WHAT THIS TASK INVOLVES:
Each entry here needs to be set down again exactly, please; pictures are left out.

INFORMATION SHOWN:
────
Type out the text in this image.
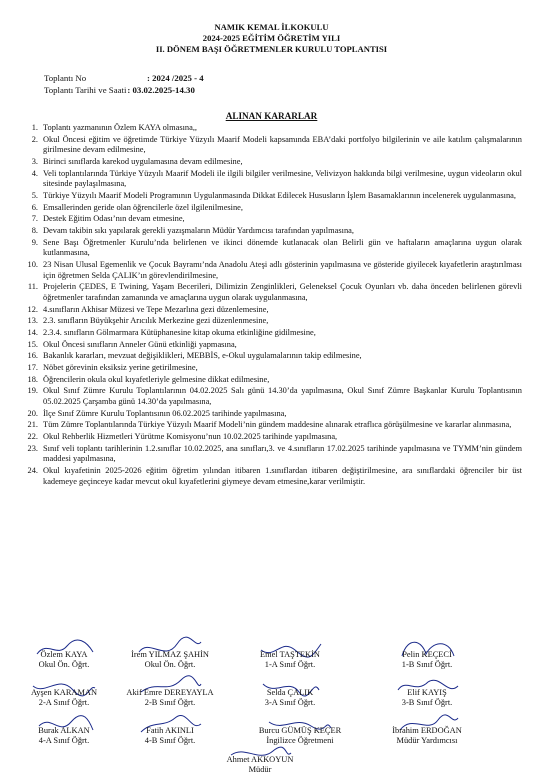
NAMIK KEMAL İLKOKULU
2024-2025 EĞİTİM ÖĞRETİM YILI
II. DÖNEM BAŞI ÖĞRETMENLER KURULU TOPLANTISI
Toplantı No	: 2024 /2025 - 4
Toplantı Tarihi ve Saati : 03.02.2025-14.30
ALINAN KARARLAR
1. Toplantı yazmanının Özlem KAYA olmasına,,
2. Okul Öncesi eğitim ve öğretimde Türkiye Yüzyılı Maarif Modeli kapsamında EBA’daki portfolyo bilgilerinin ve aile katılım çalışmalarının girilmesine devam edilmesine,
3. Birinci sınıflarda karekod uygulamasına devam edilmesine,
4. Veli toplantılarında Türkiye Yüzyılı Maarif Modeli ile ilgili bilgiler verilmesine, Velivizyon hakkında bilgi verilmesine, uygun videoların okul sitesinde paylaşılmasına,
5. Türkiye Yüzyılı Maarif Modeli Programının Uygulanmasında Dikkat Edilecek Hususların İşlem Basamaklarının incelenerek uygulanmasına,
6. Emsallerinden geride olan öğrencilerle özel ilgilenilmesine,
7. Destek Eğitim Odası’nın devam etmesine,
8. Devam takibin sıkı yapılarak gerekli yazışmaların Müdür Yardımcısı tarafından yapılmasına,
9. Sene Başı Öğretmenler Kurulu’nda belirlenen ve ikinci dönemde kutlanacak olan Belirli gün ve haftaların amaçlarına uygun olarak kutlanmasına,
10. 23 Nisan Ulusal Egemenlik ve Çocuk Bayramı’nda Anadolu Ateşi adlı gösterinin yapılmasına ve gösteride giyilecek kıyafetlerin araştırılması için öğretmen Selda ÇALIK’ın görevlendirilmesine,
11. Projelerin ÇEDES, E Twining, Yaşam Becerileri, Dilimizin Zenginlikleri, Geleneksel Çocuk Oyunları vb. daha önceden belirlenen görevli öğretmenler tarafından zamanında ve amaçlarına uygun olarak uygulanmasına,
12. 4.sınıfların Akhisar Müzesi ve Tepe Mezarlına gezi düzenlemesine,
13. 2.3. sınıfların Büyükşehir Arıcılık Merkezine gezi düzenlenmesine,
14. 2.3.4. sınıfların Gölmarmara Kütüphanesine kitap okuma etkinliğine gidilmesine,
15. Okul Öncesi sınıfların Anneler Günü etkinliği yapmasına,
16. Bakanlık kararları, mevzuat değişiklikleri, MEBBİS, e-Okul uygulamalarının takip edilmesine,
17. Nöbet görevinin eksiksiz yerine getirilmesine,
18. Öğrencilerin okula okul kıyafetleriyle gelmesine dikkat edilmesine,
19. Okul Sınıf Zümre Kurulu Toplantılarının 04.02.2025 Salı günü 14.30’da yapılmasına, Okul Sınıf Zümre Başkanlar Kurulu Toplantısının 05.02.2025 Çarşamba günü 14.30’da yapılmasına,
20. İlçe Sınıf Zümre Kurulu Toplantısının 06.02.2025 tarihinde yapılmasına,
21. Tüm Zümre Toplantılarında Türkiye Yüzyılı Maarif Modeli’nin gündem maddesine alınarak etraflıca görüşülmesine ve kararlar alınmasına,
22. Okul Rehberlik Hizmetleri Yürütme Komisyonu’nun 10.02.2025 tarihinde yapılmasına,
23. Sınıf veli toplantı tarihlerinin 1.2.sınıflar 10.02.2025, ana sınıfları,3. ve 4.sınıfların 17.02.2025 tarihinde yapılmasına ve TYMM’nin gündem maddesi yapılmasına,
24. Okul kıyafetinin 2025-2026 eğitim öğretim yılından itibaren 1.sınıflardan itibaren değiştirilmesine, ara sınıflardaki öğrenciler bir üst kademeye geçinceye kadar mevcut okul kıyafetlerini giymeye devam etmesine,karar verilmiştir.
Özlem KAYA
Okul Ön. Öğrt.
İrem YILMAZ ŞAHİN
Okul Ön. Öğrt.
Emel TAŞTEKİN
1-A Sınıf Öğrt.
Pelin KEÇECİ
1-B Sınıf Öğrt.
Ayşen KARAMAN
2-A Sınıf Öğrt.
Akif Emre DEREYAYLA
2-B Sınıf Öğrt.
Selda ÇALIK
3-A Sınıf Öğrt.
Elif KAYIŞ
3-B Sınıf Öğrt.
Burak ALKAN
4-A Sınıf Öğrt.
Fatih AKINLI
4-B Sınıf Öğrt.
Burcu GÜMÜŞ KEÇER
İngilizce Öğretmeni
İbrahim ERDOĞAN
Müdür Yardımcısı
Ahmet AKKOYUN
Müdür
────
SOLUTION TO THE EXERCISE:
Type out the text in this image.
NAMIK KEMAL İLKOKULU
2024-2025 EĞİTİM ÖĞRETİM YILI
II. DÖNEM BAŞI ÖĞRETMENLER KURULU TOPLANTISI
Toplantı No	: 2024 /2025 - 4
Toplantı Tarihi ve Saati : 03.02.2025-14.30
ALINAN KARARLAR
1. Toplantı yazmanının Özlem KAYA olmasına,,
2. Okul Öncesi eğitim ve öğretimde Türkiye Yüzyılı Maarif Modeli kapsamında EBA’daki portfolyo bilgilerinin ve aile katılım çalışmalarının girilmesine devam edilmesine,
3. Birinci sınıflarda karekod uygulamasına devam edilmesine,
4. Veli toplantılarında Türkiye Yüzyılı Maarif Modeli ile ilgili bilgiler verilmesine, Velivizyon hakkında bilgi verilmesine, uygun videoların okul sitesinde paylaşılmasına,
5. Türkiye Yüzyılı Maarif Modeli Programının Uygulanmasında Dikkat Edilecek Hususların İşlem Basamaklarının incelenerek uygulanmasına,
6. Emsallerinden geride olan öğrencilerle özel ilgilenilmesine,
7. Destek Eğitim Odası’nın devam etmesine,
8. Devam takibin sıkı yapılarak gerekli yazışmaların Müdür Yardımcısı tarafından yapılmasına,
9. Sene Başı Öğretmenler Kurulu’nda belirlenen ve ikinci dönemde kutlanacak olan Belirli gün ve haftaların amaçlarına uygun olarak kutlanmasına,
10. 23 Nisan Ulusal Egemenlik ve Çocuk Bayramı’nda Anadolu Ateşi adlı gösterinin yapılmasına ve gösteride giyilecek kıyafetlerin araştırılması için öğretmen Selda ÇALIK’ın görevlendirilmesine,
11. Projelerin ÇEDES, E Twining, Yaşam Becerileri, Dilimizin Zenginlikleri, Geleneksel Çocuk Oyunları vb. daha önceden belirlenen görevli öğretmenler tarafından zamanında ve amaçlarına uygun olarak uygulanmasına,
12. 4.sınıfların Akhisar Müzesi ve Tepe Mezarlına gezi düzenlemesine,
13. 2.3. sınıfların Büyükşehir Arıcılık Merkezine gezi düzenlenmesine,
14. 2.3.4. sınıfların Gölmarmara Kütüphanesine kitap okuma etkinliğine gidilmesine,
15. Okul Öncesi sınıfların Anneler Günü etkinliği yapmasına,
16. Bakanlık kararları, mevzuat değişiklikleri, MEBBİS, e-Okul uygulamalarının takip edilmesine,
17. Nöbet görevinin eksiksiz yerine getirilmesine,
18. Öğrencilerin okula okul kıyafetleriyle gelmesine dikkat edilmesine,
19. Okul Sınıf Zümre Kurulu Toplantılarının 04.02.2025 Salı günü 14.30’da yapılmasına, Okul Sınıf Zümre Başkanlar Kurulu Toplantısının 05.02.2025 Çarşamba günü 14.30’da yapılmasına,
20. İlçe Sınıf Zümre Kurulu Toplantısının 06.02.2025 tarihinde yapılmasına,
21. Tüm Zümre Toplantılarında Türkiye Yüzyılı Maarif Modeli’nin gündem maddesine alınarak etraflıca görüşülmesine ve kararlar alınmasına,
22. Okul Rehberlik Hizmetleri Yürütme Komisyonu’nun 10.02.2025 tarihinde yapılmasına,
23. Sınıf veli toplantı tarihlerinin 1.2.sınıflar 10.02.2025, ana sınıfları,3. ve 4.sınıfların 17.02.2025 tarihinde yapılmasına ve TYMM’nin gündem maddesi yapılmasına,
24. Okul kıyafetinin 2025-2026 eğitim öğretim yılından itibaren 1.sınıflardan itibaren değiştirilmesine, ara sınıflardaki öğrenciler bir üst kademeye geçinceye kadar mevcut okul kıyafetlerini giymeye devam etmesine,karar verilmiştir.
Özlem KAYA
Okul Ön. Öğrt.
İrem YILMAZ ŞAHİN
Okul Ön. Öğrt.
Emel TAŞTEKİN
1-A Sınıf Öğrt.
Pelin KEÇECİ
1-B Sınıf Öğrt.
Ayşen KARAMAN
2-A Sınıf Öğrt.
Akif Emre DEREYAYLA
2-B Sınıf Öğrt.
Selda ÇALIK
3-A Sınıf Öğrt.
Elif KAYIŞ
3-B Sınıf Öğrt.
Burak ALKAN
4-A Sınıf Öğrt.
Fatih AKINLI
4-B Sınıf Öğrt.
Burcu GÜMÜŞ KEÇER
İngilizce Öğretmeni
İbrahim ERDOĞAN
Müdür Yardımcısı
Ahmet AKKOYUN
Müdür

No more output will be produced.